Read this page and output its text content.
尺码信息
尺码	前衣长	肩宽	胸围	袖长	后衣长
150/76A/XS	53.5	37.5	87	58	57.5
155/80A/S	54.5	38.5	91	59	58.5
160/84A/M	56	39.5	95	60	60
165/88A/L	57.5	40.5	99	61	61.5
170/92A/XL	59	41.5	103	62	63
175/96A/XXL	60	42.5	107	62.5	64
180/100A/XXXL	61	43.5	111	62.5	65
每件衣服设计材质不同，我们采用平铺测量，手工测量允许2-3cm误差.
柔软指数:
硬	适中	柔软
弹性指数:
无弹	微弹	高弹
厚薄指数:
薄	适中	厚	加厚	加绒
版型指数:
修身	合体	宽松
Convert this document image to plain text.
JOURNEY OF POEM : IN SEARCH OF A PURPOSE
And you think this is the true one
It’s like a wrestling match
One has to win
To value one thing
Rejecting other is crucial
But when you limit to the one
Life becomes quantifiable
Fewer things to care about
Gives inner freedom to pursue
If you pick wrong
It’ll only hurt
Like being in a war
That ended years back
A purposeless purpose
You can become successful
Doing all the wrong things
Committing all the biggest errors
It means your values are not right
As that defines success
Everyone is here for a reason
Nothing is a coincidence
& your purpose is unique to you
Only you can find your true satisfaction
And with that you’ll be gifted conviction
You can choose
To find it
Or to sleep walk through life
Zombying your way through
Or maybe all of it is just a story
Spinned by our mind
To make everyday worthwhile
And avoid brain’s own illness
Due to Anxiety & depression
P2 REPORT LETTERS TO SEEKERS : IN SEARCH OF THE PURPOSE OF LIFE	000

### Exercise instructions:
Repeat the material above in full, exactly as it stands.

### Output of the task:
Read this page and output its text content.
尺码信息
尺码	前衣长	肩宽	胸围	袖长	后衣长
150/76A/XS	53.5	37.5	87	58	57.5
155/80A/S	54.5	38.5	91	59	58.5
160/84A/M	56	39.5	95	60	60
165/88A/L	57.5	40.5	99	61	61.5
170/92A/XL	59	41.5	103	62	63
175/96A/XXL	60	42.5	107	62.5	64
180/100A/XXXL	61	43.5	111	62.5	65
每件衣服设计材质不同，我们采用平铺测量，手工测量允许2-3cm误差.
柔软指数:
硬	适中	柔软
弹性指数:
无弹	微弹	高弹
厚薄指数:
薄	适中	厚	加厚	加绒
版型指数:
修身	合体	宽松
Convert this document image to plain text.
JOURNEY OF POEM : IN SEARCH OF A PURPOSE
And you think this is the true one
It’s like a wrestling match
One has to win
To value one thing
Rejecting other is crucial
But when you limit to the one
Life becomes quantifiable
Fewer things to care about
Gives inner freedom to pursue
If you pick wrong
It’ll only hurt
Like being in a war
That ended years back
A purposeless purpose
You can become successful
Doing all the wrong things
Committing all the biggest errors
It means your values are not right
As that defines success
Everyone is here for a reason
Nothing is a coincidence
& your purpose is unique to you
Only you can find your true satisfaction
And with that you’ll be gifted conviction
You can choose
To find it
Or to sleep walk through life
Zombying your way through
Or maybe all of it is just a story
Spinned by our mind
To make everyday worthwhile
And avoid brain’s own illness
Due to Anxiety & depression
P2 REPORT LETTERS TO SEEKERS : IN SEARCH OF THE PURPOSE OF LIFE	000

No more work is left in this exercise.